>> BEGIN RAW DATA

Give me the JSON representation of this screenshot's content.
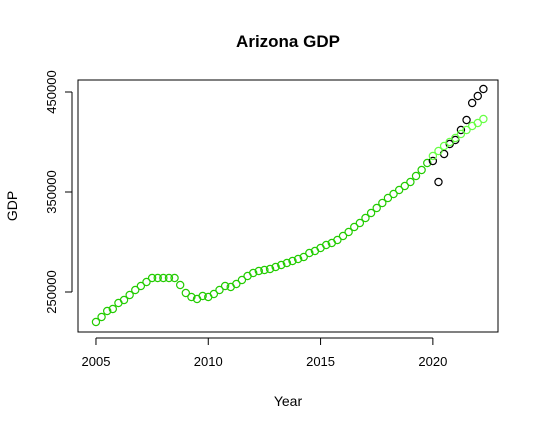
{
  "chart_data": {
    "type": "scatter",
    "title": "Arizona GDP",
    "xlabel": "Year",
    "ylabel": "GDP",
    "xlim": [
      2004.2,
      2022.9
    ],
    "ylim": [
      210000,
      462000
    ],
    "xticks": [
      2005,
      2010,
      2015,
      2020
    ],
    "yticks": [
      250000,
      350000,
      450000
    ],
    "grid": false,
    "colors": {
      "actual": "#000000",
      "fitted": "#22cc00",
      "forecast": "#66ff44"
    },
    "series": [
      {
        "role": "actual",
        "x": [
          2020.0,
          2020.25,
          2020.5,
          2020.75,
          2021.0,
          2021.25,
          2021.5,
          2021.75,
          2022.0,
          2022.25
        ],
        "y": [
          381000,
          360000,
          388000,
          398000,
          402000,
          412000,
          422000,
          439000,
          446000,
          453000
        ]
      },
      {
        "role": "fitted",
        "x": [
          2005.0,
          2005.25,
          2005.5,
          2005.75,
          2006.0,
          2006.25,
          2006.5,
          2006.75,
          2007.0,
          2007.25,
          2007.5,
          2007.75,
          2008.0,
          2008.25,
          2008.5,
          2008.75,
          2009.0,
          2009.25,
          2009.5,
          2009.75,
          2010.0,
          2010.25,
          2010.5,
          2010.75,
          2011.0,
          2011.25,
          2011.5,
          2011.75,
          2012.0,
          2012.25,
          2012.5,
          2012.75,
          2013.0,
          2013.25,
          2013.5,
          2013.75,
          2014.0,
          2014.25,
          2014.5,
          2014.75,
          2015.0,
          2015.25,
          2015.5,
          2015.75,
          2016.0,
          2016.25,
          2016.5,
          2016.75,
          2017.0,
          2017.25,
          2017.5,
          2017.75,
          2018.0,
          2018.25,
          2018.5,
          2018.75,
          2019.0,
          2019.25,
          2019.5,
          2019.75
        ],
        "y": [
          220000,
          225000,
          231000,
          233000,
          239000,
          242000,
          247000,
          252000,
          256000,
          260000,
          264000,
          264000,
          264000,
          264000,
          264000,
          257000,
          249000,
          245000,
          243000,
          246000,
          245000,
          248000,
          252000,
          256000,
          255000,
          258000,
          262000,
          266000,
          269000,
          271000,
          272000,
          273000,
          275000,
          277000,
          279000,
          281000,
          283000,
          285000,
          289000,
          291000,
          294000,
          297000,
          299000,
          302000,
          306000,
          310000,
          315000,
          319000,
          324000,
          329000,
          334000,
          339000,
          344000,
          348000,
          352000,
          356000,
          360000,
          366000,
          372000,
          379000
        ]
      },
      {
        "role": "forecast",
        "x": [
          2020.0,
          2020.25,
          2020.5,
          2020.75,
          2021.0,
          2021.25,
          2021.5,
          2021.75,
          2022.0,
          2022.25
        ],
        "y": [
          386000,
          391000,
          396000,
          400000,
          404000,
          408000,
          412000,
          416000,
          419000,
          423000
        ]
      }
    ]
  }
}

>> END RAW DATA

__STATED GOAL__: Retype the listing exactly. Pictures do not belong in the copy.

__TASK RESULT__:
Give me the JSON representation of this screenshot's content.
{
  "chart_data": {
    "type": "scatter",
    "title": "Arizona GDP",
    "xlabel": "Year",
    "ylabel": "GDP",
    "xlim": [
      2004.2,
      2022.9
    ],
    "ylim": [
      210000,
      462000
    ],
    "xticks": [
      2005,
      2010,
      2015,
      2020
    ],
    "yticks": [
      250000,
      350000,
      450000
    ],
    "grid": false,
    "colors": {
      "actual": "#000000",
      "fitted": "#22cc00",
      "forecast": "#66ff44"
    },
    "series": [
      {
        "role": "actual",
        "x": [
          2020.0,
          2020.25,
          2020.5,
          2020.75,
          2021.0,
          2021.25,
          2021.5,
          2021.75,
          2022.0,
          2022.25
        ],
        "y": [
          381000,
          360000,
          388000,
          398000,
          402000,
          412000,
          422000,
          439000,
          446000,
          453000
        ]
      },
      {
        "role": "fitted",
        "x": [
          2005.0,
          2005.25,
          2005.5,
          2005.75,
          2006.0,
          2006.25,
          2006.5,
          2006.75,
          2007.0,
          2007.25,
          2007.5,
          2007.75,
          2008.0,
          2008.25,
          2008.5,
          2008.75,
          2009.0,
          2009.25,
          2009.5,
          2009.75,
          2010.0,
          2010.25,
          2010.5,
          2010.75,
          2011.0,
          2011.25,
          2011.5,
          2011.75,
          2012.0,
          2012.25,
          2012.5,
          2012.75,
          2013.0,
          2013.25,
          2013.5,
          2013.75,
          2014.0,
          2014.25,
          2014.5,
          2014.75,
          2015.0,
          2015.25,
          2015.5,
          2015.75,
          2016.0,
          2016.25,
          2016.5,
          2016.75,
          2017.0,
          2017.25,
          2017.5,
          2017.75,
          2018.0,
          2018.25,
          2018.5,
          2018.75,
          2019.0,
          2019.25,
          2019.5,
          2019.75
        ],
        "y": [
          220000,
          225000,
          231000,
          233000,
          239000,
          242000,
          247000,
          252000,
          256000,
          260000,
          264000,
          264000,
          264000,
          264000,
          264000,
          257000,
          249000,
          245000,
          243000,
          246000,
          245000,
          248000,
          252000,
          256000,
          255000,
          258000,
          262000,
          266000,
          269000,
          271000,
          272000,
          273000,
          275000,
          277000,
          279000,
          281000,
          283000,
          285000,
          289000,
          291000,
          294000,
          297000,
          299000,
          302000,
          306000,
          310000,
          315000,
          319000,
          324000,
          329000,
          334000,
          339000,
          344000,
          348000,
          352000,
          356000,
          360000,
          366000,
          372000,
          379000
        ]
      },
      {
        "role": "forecast",
        "x": [
          2020.0,
          2020.25,
          2020.5,
          2020.75,
          2021.0,
          2021.25,
          2021.5,
          2021.75,
          2022.0,
          2022.25
        ],
        "y": [
          386000,
          391000,
          396000,
          400000,
          404000,
          408000,
          412000,
          416000,
          419000,
          423000
        ]
      }
    ]
  }
}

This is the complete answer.